Stated task = Copy out all lines with the word "text" in them.

Listed entries =
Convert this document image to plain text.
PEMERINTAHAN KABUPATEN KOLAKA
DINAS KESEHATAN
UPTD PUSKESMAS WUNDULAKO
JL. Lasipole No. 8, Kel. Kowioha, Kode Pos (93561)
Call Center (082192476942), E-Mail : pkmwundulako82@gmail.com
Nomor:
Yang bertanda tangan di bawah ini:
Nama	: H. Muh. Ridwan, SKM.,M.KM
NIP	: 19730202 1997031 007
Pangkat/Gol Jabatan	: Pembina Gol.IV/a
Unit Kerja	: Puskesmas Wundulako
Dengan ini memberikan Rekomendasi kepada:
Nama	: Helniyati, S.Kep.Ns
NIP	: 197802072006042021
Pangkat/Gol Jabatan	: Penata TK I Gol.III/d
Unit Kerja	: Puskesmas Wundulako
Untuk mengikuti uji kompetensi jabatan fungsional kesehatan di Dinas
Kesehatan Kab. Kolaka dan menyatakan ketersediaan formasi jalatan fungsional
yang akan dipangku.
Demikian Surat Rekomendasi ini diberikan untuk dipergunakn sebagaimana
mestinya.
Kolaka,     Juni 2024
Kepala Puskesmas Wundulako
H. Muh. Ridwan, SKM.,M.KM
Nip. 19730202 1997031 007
---
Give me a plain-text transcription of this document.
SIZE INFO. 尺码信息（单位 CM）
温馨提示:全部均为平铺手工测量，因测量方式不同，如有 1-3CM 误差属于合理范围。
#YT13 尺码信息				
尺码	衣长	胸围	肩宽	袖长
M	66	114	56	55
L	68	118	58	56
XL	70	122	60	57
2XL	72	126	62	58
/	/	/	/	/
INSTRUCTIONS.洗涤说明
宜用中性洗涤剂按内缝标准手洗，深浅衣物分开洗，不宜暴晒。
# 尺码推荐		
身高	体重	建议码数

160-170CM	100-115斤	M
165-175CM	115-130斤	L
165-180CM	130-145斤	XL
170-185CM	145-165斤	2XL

Exercise answer =
Convert this document image to plain text.
Give me a plain-text transcription of this document.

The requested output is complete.